§ **Aim of the task**: Select from the data all lines with the word "indicate".

§ **Provided records**:
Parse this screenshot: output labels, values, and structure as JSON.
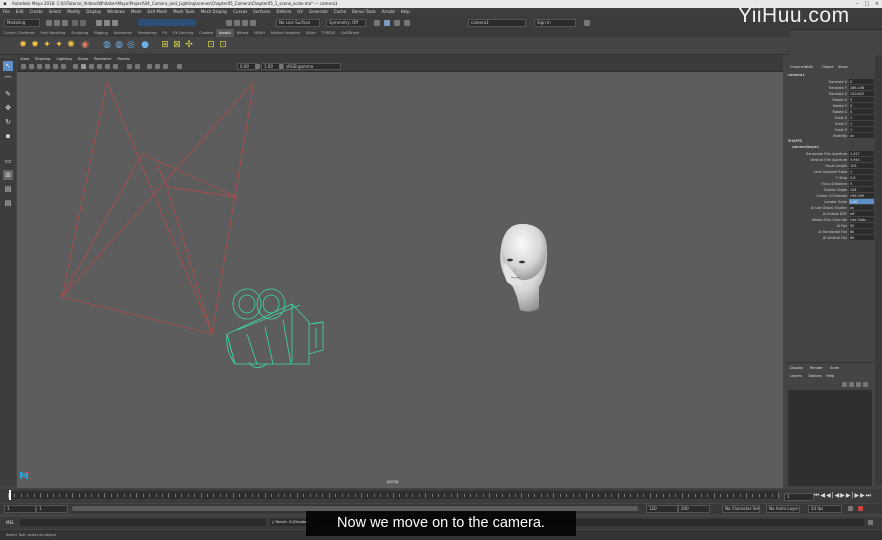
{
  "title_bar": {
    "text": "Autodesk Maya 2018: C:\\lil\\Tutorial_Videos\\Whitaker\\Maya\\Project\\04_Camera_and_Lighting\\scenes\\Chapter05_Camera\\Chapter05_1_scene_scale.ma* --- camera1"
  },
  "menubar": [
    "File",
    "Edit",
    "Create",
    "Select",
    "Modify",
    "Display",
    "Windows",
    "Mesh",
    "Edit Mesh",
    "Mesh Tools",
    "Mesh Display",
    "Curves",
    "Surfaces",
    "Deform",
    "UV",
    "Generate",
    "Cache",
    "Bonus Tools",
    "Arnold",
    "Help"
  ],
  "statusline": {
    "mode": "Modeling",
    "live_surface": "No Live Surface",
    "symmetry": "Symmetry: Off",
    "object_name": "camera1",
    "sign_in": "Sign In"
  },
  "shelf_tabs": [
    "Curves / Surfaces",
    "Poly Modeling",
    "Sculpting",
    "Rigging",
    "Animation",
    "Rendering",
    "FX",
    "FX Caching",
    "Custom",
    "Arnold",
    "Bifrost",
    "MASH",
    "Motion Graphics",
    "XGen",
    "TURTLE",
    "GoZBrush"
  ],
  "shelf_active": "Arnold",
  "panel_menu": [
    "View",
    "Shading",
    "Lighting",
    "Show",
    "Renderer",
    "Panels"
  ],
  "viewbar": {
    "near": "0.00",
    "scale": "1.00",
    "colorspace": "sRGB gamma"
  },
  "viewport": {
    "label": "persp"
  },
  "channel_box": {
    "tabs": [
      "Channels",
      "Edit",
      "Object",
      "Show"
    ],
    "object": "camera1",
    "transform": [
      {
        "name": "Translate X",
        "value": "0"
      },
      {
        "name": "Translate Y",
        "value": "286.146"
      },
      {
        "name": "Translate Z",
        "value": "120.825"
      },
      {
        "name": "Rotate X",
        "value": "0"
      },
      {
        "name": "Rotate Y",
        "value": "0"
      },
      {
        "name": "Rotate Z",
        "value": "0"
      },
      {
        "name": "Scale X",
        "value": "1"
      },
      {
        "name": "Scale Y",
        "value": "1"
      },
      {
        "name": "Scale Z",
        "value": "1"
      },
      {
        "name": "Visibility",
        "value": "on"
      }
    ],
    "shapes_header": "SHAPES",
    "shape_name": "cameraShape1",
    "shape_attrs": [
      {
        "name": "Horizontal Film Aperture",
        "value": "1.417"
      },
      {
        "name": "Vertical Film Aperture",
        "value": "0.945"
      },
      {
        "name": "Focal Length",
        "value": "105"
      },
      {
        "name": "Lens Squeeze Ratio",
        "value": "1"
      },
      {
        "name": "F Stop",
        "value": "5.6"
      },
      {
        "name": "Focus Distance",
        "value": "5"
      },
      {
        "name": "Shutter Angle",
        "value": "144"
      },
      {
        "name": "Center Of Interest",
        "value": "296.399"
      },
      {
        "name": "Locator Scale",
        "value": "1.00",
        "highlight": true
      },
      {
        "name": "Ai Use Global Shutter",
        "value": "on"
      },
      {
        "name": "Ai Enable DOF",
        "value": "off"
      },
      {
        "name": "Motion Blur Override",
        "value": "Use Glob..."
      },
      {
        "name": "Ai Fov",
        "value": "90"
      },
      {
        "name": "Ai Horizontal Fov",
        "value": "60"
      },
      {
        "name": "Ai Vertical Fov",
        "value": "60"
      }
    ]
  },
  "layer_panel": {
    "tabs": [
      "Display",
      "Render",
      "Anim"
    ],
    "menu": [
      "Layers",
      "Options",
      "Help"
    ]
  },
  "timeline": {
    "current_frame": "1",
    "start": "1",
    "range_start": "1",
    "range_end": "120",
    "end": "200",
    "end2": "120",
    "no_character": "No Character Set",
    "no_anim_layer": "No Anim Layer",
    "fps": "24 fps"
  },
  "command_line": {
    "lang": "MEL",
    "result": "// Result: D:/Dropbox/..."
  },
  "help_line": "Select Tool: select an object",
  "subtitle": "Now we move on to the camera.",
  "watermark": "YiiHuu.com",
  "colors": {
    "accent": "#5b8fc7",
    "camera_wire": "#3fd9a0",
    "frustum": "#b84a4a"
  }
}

--

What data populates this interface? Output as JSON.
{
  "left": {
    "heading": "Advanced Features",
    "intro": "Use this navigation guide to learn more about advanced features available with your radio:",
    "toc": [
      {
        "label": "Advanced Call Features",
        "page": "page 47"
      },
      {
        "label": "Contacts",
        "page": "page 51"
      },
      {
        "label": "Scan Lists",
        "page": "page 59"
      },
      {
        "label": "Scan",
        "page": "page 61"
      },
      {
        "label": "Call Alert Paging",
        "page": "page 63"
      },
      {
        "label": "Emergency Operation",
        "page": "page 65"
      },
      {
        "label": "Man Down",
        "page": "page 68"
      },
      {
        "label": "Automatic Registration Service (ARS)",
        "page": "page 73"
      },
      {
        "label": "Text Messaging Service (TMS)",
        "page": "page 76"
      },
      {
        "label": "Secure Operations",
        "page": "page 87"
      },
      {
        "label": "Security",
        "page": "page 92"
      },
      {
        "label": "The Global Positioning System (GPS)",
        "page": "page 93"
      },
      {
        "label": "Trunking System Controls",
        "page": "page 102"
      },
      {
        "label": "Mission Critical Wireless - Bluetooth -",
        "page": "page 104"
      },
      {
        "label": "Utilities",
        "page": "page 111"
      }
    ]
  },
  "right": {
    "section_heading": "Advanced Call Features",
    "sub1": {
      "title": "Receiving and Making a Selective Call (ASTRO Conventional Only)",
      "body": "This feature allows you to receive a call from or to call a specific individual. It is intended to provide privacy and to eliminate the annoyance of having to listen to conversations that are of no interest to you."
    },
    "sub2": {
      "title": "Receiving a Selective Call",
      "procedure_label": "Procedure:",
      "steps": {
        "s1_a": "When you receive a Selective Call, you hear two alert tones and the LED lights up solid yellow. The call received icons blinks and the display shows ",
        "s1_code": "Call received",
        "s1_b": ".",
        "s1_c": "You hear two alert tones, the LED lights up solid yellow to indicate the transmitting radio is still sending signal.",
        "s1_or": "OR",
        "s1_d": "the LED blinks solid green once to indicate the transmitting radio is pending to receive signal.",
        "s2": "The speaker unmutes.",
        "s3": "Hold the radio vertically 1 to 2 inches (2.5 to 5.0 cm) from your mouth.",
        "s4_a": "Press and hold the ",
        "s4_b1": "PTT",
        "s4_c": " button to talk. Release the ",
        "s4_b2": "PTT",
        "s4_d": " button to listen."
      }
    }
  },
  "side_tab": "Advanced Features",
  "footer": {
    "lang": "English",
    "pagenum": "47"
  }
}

--

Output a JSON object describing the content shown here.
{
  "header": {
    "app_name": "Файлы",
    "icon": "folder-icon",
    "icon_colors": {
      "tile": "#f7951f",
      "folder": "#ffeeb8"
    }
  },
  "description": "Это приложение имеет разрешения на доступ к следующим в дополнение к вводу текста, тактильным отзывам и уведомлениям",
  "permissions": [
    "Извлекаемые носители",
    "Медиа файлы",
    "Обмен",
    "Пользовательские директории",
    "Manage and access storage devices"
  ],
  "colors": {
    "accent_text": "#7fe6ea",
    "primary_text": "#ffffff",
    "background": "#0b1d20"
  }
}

§ **Solution for this task**:
        "s1_c": "You hear two alert tones, the LED lights up solid yellow to indicate the transmitting radio is still sending signal.",
        "s1_d": "the LED blinks solid green once to indicate the transmitting radio is pending to receive signal.",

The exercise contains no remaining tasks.